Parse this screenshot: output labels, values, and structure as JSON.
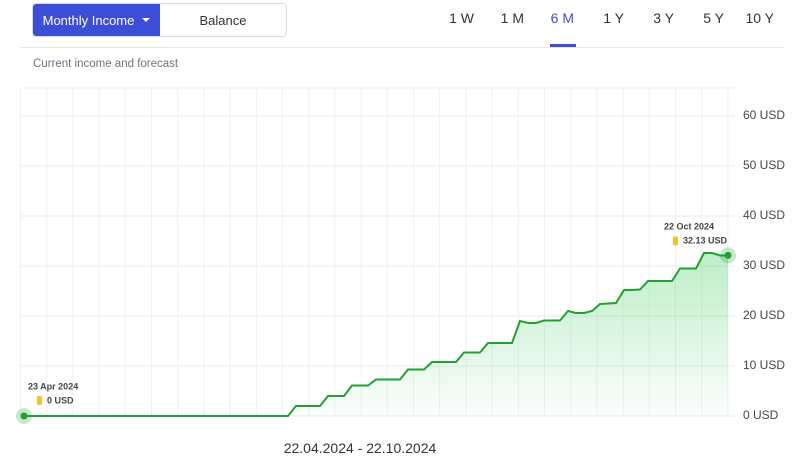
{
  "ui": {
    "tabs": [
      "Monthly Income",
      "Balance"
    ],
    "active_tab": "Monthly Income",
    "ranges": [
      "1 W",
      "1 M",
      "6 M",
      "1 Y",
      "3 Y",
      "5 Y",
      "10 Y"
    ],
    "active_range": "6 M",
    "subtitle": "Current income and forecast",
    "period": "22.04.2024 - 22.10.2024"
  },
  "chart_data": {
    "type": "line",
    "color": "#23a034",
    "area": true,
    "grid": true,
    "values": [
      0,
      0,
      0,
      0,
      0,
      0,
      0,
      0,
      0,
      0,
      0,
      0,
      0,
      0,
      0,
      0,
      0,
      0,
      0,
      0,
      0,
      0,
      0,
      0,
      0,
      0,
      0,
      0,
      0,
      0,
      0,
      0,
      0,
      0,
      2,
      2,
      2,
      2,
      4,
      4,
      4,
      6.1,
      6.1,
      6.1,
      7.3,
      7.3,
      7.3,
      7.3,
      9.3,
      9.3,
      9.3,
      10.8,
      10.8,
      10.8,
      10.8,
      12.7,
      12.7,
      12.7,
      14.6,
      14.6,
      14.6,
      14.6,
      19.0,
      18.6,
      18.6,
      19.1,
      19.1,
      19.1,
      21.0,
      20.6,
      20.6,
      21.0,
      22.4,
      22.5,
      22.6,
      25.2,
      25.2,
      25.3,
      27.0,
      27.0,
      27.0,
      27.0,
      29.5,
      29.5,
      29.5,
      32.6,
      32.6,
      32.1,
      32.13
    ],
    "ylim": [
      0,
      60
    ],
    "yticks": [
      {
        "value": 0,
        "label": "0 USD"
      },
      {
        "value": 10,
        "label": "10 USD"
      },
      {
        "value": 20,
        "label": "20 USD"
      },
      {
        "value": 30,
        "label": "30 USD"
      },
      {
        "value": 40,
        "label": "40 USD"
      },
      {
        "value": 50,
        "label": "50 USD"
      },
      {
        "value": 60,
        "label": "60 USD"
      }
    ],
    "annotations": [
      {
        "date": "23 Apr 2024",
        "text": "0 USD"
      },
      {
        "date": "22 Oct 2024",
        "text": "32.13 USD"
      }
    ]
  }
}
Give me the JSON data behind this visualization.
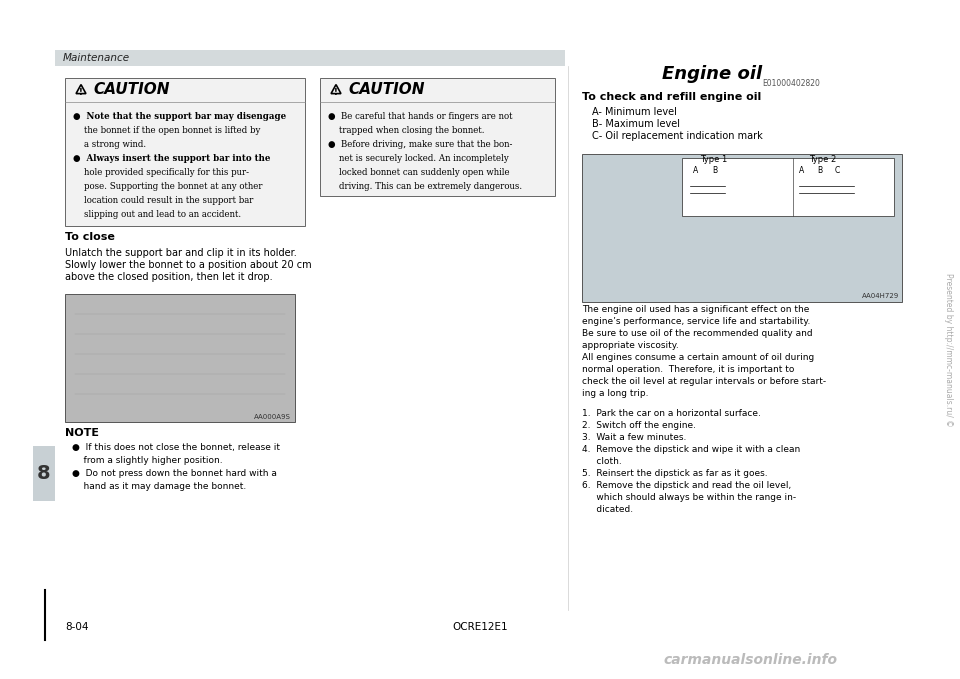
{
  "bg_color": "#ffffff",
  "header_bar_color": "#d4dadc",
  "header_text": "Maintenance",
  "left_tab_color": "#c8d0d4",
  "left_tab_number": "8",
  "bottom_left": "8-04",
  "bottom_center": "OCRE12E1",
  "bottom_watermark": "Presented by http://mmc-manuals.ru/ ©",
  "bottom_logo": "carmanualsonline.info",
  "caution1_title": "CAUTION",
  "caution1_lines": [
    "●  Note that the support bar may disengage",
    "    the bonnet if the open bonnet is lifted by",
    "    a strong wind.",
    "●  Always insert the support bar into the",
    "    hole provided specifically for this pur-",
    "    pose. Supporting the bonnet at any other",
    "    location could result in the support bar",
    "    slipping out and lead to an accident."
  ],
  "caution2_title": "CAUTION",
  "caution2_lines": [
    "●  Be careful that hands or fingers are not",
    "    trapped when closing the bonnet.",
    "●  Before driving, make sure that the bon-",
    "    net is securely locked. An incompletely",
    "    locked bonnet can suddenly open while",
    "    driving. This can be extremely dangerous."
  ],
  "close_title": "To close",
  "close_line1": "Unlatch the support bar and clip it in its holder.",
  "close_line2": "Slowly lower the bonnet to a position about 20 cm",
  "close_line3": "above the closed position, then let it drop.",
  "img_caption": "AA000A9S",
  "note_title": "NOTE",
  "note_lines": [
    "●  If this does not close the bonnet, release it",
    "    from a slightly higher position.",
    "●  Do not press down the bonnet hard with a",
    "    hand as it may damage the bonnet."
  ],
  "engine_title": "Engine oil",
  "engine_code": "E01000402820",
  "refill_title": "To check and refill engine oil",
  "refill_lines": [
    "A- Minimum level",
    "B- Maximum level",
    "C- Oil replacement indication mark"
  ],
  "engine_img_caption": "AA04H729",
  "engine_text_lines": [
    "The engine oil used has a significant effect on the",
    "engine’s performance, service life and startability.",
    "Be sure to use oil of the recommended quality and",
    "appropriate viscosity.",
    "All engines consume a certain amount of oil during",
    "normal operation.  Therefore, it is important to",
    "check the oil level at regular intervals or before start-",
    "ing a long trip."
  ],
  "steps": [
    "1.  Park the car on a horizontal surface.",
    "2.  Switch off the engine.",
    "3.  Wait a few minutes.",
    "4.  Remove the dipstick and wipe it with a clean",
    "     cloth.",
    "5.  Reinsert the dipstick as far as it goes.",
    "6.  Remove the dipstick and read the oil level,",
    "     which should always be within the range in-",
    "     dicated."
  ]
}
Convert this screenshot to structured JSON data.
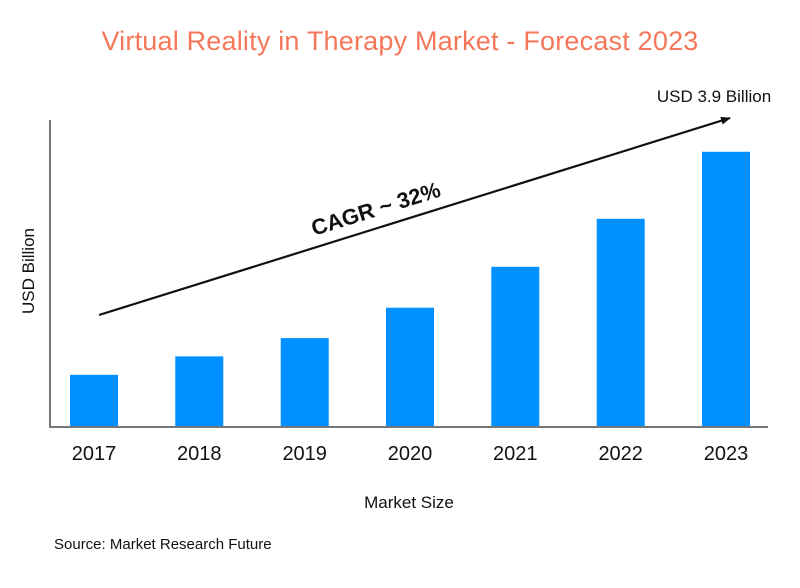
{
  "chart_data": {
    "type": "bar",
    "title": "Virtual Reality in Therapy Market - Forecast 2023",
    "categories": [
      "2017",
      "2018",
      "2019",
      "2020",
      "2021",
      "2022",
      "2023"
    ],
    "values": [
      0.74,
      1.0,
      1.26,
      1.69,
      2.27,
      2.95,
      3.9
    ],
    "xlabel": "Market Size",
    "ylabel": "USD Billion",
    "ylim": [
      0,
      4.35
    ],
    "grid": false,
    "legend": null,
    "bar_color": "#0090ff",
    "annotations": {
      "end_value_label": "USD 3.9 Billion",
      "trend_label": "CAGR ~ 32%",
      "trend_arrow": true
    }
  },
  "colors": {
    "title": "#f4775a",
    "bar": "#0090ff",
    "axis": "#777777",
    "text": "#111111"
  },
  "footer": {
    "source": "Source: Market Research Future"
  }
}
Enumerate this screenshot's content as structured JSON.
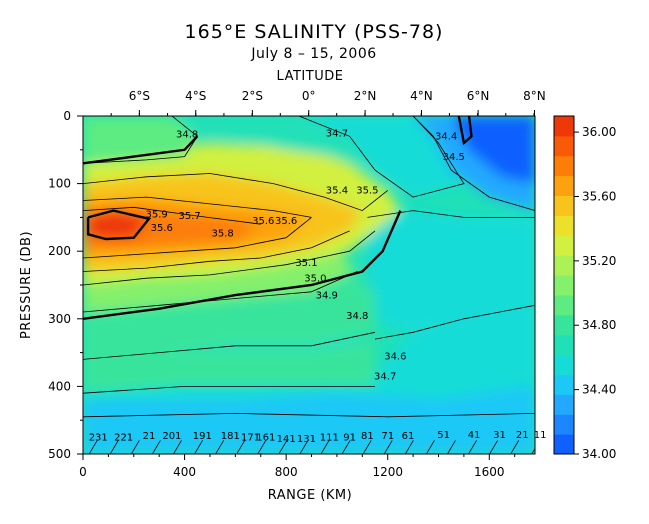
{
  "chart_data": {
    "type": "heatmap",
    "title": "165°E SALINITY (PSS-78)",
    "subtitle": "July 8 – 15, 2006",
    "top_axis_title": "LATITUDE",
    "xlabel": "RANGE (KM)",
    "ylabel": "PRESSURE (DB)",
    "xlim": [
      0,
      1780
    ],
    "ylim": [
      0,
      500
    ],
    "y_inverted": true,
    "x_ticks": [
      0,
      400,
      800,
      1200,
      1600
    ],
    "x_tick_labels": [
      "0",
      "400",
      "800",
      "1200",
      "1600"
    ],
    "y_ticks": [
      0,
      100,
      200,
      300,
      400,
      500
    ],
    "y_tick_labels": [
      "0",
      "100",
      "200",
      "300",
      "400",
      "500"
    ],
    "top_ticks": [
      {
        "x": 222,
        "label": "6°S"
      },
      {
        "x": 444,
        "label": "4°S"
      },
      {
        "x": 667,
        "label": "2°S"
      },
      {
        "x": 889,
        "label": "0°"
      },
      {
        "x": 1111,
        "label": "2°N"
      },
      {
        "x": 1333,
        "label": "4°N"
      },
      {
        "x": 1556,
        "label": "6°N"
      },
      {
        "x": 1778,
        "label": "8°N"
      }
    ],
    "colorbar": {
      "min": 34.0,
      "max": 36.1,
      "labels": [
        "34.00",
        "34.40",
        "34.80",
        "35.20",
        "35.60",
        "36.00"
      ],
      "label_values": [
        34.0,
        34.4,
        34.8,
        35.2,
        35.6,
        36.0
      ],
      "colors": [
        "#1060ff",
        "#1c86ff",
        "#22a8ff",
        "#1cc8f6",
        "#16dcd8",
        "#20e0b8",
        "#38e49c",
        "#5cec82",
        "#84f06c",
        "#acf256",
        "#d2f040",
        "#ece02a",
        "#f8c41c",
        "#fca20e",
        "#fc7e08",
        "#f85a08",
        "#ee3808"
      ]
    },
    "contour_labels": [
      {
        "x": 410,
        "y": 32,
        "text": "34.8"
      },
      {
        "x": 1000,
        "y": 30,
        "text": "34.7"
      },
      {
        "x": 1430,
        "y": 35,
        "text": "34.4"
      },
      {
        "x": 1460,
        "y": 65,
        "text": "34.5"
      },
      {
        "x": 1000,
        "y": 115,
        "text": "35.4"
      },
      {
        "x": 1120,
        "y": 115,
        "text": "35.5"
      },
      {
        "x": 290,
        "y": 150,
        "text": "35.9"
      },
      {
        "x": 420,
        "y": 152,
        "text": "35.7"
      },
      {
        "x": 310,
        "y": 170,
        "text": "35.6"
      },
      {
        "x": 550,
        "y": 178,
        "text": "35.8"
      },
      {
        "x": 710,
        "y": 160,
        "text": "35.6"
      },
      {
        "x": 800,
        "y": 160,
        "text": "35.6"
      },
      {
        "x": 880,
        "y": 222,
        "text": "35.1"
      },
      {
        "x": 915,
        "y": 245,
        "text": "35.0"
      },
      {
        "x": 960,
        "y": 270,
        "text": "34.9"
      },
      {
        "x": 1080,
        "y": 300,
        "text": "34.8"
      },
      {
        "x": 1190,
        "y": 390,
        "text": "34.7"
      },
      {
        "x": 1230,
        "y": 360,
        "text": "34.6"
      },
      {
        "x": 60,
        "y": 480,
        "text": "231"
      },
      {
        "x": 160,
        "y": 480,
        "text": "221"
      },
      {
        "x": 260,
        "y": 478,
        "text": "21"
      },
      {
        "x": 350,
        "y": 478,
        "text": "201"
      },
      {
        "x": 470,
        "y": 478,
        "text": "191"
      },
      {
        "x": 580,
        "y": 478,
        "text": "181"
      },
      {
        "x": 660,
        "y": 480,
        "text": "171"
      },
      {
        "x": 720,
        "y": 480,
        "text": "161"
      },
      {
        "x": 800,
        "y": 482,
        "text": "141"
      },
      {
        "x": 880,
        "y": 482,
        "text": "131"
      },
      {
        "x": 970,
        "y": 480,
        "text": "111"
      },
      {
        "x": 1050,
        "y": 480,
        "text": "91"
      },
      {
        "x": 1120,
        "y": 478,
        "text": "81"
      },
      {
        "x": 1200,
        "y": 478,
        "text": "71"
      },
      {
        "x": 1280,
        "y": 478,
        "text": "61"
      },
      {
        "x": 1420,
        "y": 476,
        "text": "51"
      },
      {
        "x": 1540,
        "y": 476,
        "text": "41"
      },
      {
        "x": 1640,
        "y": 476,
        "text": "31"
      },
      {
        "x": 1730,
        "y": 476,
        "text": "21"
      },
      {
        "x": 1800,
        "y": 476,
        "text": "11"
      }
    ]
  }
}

▬▬▬

**What is needed:**
Each line above that includes "structured" should be shown.

**Written answer:**
Convert this screenshot to structured JSON data.
Enumerate this screenshot's content as structured JSON.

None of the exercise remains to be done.